→ **EXERCISE OBJECTIVE**
Repeat the material in full. Keep every line exactly as it is.

→ **DATA**

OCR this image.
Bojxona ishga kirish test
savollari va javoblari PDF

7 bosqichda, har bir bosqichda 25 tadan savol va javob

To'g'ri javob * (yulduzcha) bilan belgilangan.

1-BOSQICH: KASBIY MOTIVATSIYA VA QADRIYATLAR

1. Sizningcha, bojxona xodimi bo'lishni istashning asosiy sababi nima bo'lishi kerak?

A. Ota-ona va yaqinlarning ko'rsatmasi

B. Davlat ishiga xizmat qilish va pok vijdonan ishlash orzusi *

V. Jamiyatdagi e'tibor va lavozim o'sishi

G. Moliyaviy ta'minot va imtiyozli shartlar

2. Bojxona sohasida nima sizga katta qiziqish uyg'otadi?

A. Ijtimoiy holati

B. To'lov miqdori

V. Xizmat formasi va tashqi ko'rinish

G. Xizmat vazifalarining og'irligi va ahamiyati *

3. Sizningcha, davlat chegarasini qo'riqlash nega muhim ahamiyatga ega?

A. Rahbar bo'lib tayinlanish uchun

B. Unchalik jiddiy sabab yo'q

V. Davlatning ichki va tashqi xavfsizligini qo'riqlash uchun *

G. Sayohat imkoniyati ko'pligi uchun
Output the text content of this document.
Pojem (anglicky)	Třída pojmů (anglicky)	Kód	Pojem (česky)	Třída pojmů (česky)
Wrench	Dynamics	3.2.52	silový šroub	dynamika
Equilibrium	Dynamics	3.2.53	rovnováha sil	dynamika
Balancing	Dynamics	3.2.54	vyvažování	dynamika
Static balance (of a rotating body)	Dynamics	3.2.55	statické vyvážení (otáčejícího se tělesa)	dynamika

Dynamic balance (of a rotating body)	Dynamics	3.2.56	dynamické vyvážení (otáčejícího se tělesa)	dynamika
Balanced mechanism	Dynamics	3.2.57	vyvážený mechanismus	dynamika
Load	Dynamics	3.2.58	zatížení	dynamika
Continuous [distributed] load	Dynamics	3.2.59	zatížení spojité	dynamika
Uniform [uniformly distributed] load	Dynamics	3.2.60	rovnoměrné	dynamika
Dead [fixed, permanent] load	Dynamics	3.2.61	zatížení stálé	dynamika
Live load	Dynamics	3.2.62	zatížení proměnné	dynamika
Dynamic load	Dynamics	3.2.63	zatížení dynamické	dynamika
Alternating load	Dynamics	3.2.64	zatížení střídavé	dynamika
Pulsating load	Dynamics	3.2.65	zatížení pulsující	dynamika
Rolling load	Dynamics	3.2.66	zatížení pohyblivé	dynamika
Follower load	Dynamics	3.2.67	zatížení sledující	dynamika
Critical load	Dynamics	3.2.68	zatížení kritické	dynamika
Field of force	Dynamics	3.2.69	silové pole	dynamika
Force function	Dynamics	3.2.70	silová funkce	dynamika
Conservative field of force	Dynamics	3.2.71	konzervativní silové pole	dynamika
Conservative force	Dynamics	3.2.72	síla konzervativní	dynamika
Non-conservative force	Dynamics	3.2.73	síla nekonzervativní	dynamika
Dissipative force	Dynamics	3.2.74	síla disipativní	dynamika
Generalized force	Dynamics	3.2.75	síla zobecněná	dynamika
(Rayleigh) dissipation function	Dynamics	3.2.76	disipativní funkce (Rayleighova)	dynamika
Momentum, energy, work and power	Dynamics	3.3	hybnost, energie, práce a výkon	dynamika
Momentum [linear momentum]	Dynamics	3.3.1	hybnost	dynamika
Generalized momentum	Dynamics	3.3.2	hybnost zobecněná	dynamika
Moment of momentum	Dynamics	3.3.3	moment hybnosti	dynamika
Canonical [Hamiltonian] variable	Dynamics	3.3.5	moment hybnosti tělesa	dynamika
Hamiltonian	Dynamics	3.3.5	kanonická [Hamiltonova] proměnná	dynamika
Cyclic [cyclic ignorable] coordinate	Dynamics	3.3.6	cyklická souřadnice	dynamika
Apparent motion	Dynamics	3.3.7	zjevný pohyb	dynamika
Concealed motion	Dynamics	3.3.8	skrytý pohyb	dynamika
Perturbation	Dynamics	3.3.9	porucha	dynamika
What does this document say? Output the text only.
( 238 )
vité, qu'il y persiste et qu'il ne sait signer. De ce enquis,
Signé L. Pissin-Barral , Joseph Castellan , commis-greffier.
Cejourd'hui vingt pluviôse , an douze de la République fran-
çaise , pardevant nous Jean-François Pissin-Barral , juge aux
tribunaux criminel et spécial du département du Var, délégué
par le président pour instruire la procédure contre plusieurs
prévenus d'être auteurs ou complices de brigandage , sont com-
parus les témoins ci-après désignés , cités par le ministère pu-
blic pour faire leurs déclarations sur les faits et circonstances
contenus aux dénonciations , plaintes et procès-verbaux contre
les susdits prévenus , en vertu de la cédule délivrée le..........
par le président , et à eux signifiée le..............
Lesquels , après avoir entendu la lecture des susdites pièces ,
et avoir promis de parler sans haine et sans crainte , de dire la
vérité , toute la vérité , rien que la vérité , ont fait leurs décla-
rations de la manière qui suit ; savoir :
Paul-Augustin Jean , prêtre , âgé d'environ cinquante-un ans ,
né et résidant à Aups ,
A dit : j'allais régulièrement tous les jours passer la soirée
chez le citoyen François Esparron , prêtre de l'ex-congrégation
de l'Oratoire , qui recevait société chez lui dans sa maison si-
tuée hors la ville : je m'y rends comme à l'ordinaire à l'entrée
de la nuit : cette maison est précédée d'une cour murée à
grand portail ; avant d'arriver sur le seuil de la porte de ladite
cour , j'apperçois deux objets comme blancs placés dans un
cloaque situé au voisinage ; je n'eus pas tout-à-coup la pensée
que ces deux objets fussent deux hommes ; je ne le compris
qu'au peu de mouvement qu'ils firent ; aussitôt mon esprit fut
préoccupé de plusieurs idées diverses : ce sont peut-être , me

→ **ANSWER TO THE TASK**
OCR this image.
Bojxona ishga kirish test
savollari va javoblari PDF

7 bosqichda, har bir bosqichda 25 tadan savol va javob

To'g'ri javob * (yulduzcha) bilan belgilangan.

1-BOSQICH: KASBIY MOTIVATSIYA VA QADRIYATLAR

1. Sizningcha, bojxona xodimi bo'lishni istashning asosiy sababi nima bo'lishi kerak?

A. Ota-ona va yaqinlarning ko'rsatmasi

B. Davlat ishiga xizmat qilish va pok vijdonan ishlash orzusi *

V. Jamiyatdagi e'tibor va lavozim o'sishi

G. Moliyaviy ta'minot va imtiyozli shartlar

2. Bojxona sohasida nima sizga katta qiziqish uyg'otadi?

A. Ijtimoiy holati

B. To'lov miqdori

V. Xizmat formasi va tashqi ko'rinish

G. Xizmat vazifalarining og'irligi va ahamiyati *

3. Sizningcha, davlat chegarasini qo'riqlash nega muhim ahamiyatga ega?

A. Rahbar bo'lib tayinlanish uchun

B. Unchalik jiddiy sabab yo'q

V. Davlatning ichki va tashqi xavfsizligini qo'riqlash uchun *

G. Sayohat imkoniyati ko'pligi uchun
Output the text content of this document.
Pojem (anglicky)	Třída pojmů (anglicky)	Kód	Pojem (česky)	Třída pojmů (česky)
Wrench	Dynamics	3.2.52	silový šroub	dynamika
Equilibrium	Dynamics	3.2.53	rovnováha sil	dynamika
Balancing	Dynamics	3.2.54	vyvažování	dynamika
Static balance (of a rotating body)	Dynamics	3.2.55	statické vyvážení (otáčejícího se tělesa)	dynamika

Dynamic balance (of a rotating body)	Dynamics	3.2.56	dynamické vyvážení (otáčejícího se tělesa)	dynamika
Balanced mechanism	Dynamics	3.2.57	vyvážený mechanismus	dynamika
Load	Dynamics	3.2.58	zatížení	dynamika
Continuous [distributed] load	Dynamics	3.2.59	zatížení spojité	dynamika
Uniform [uniformly distributed] load	Dynamics	3.2.60	rovnoměrné	dynamika
Dead [fixed, permanent] load	Dynamics	3.2.61	zatížení stálé	dynamika
Live load	Dynamics	3.2.62	zatížení proměnné	dynamika
Dynamic load	Dynamics	3.2.63	zatížení dynamické	dynamika
Alternating load	Dynamics	3.2.64	zatížení střídavé	dynamika
Pulsating load	Dynamics	3.2.65	zatížení pulsující	dynamika
Rolling load	Dynamics	3.2.66	zatížení pohyblivé	dynamika
Follower load	Dynamics	3.2.67	zatížení sledující	dynamika
Critical load	Dynamics	3.2.68	zatížení kritické	dynamika
Field of force	Dynamics	3.2.69	silové pole	dynamika
Force function	Dynamics	3.2.70	silová funkce	dynamika
Conservative field of force	Dynamics	3.2.71	konzervativní silové pole	dynamika
Conservative force	Dynamics	3.2.72	síla konzervativní	dynamika
Non-conservative force	Dynamics	3.2.73	síla nekonzervativní	dynamika
Dissipative force	Dynamics	3.2.74	síla disipativní	dynamika
Generalized force	Dynamics	3.2.75	síla zobecněná	dynamika
(Rayleigh) dissipation function	Dynamics	3.2.76	disipativní funkce (Rayleighova)	dynamika
Momentum, energy, work and power	Dynamics	3.3	hybnost, energie, práce a výkon	dynamika
Momentum [linear momentum]	Dynamics	3.3.1	hybnost	dynamika
Generalized momentum	Dynamics	3.3.2	hybnost zobecněná	dynamika
Moment of momentum	Dynamics	3.3.3	moment hybnosti	dynamika
Canonical [Hamiltonian] variable	Dynamics	3.3.5	moment hybnosti tělesa	dynamika
Hamiltonian	Dynamics	3.3.5	kanonická [Hamiltonova] proměnná	dynamika
Cyclic [cyclic ignorable] coordinate	Dynamics	3.3.6	cyklická souřadnice	dynamika
Apparent motion	Dynamics	3.3.7	zjevný pohyb	dynamika
Concealed motion	Dynamics	3.3.8	skrytý pohyb	dynamika
Perturbation	Dynamics	3.3.9	porucha	dynamika
What does this document say? Output the text only.
( 238 )
vité, qu'il y persiste et qu'il ne sait signer. De ce enquis,
Signé L. Pissin-Barral , Joseph Castellan , commis-greffier.
Cejourd'hui vingt pluviôse , an douze de la République fran-
çaise , pardevant nous Jean-François Pissin-Barral , juge aux
tribunaux criminel et spécial du département du Var, délégué
par le président pour instruire la procédure contre plusieurs
prévenus d'être auteurs ou complices de brigandage , sont com-
parus les témoins ci-après désignés , cités par le ministère pu-
blic pour faire leurs déclarations sur les faits et circonstances
contenus aux dénonciations , plaintes et procès-verbaux contre
les susdits prévenus , en vertu de la cédule délivrée le..........
par le président , et à eux signifiée le..............
Lesquels , après avoir entendu la lecture des susdites pièces ,
et avoir promis de parler sans haine et sans crainte , de dire la
vérité , toute la vérité , rien que la vérité , ont fait leurs décla-
rations de la manière qui suit ; savoir :
Paul-Augustin Jean , prêtre , âgé d'environ cinquante-un ans ,
né et résidant à Aups ,
A dit : j'allais régulièrement tous les jours passer la soirée
chez le citoyen François Esparron , prêtre de l'ex-congrégation
de l'Oratoire , qui recevait société chez lui dans sa maison si-
tuée hors la ville : je m'y rends comme à l'ordinaire à l'entrée
de la nuit : cette maison est précédée d'une cour murée à
grand portail ; avant d'arriver sur le seuil de la porte de ladite
cour , j'apperçois deux objets comme blancs placés dans un
cloaque situé au voisinage ; je n'eus pas tout-à-coup la pensée
que ces deux objets fussent deux hommes ; je ne le compris
qu'au peu de mouvement qu'ils firent ; aussitôt mon esprit fut
préoccupé de plusieurs idées diverses : ce sont peut-être , me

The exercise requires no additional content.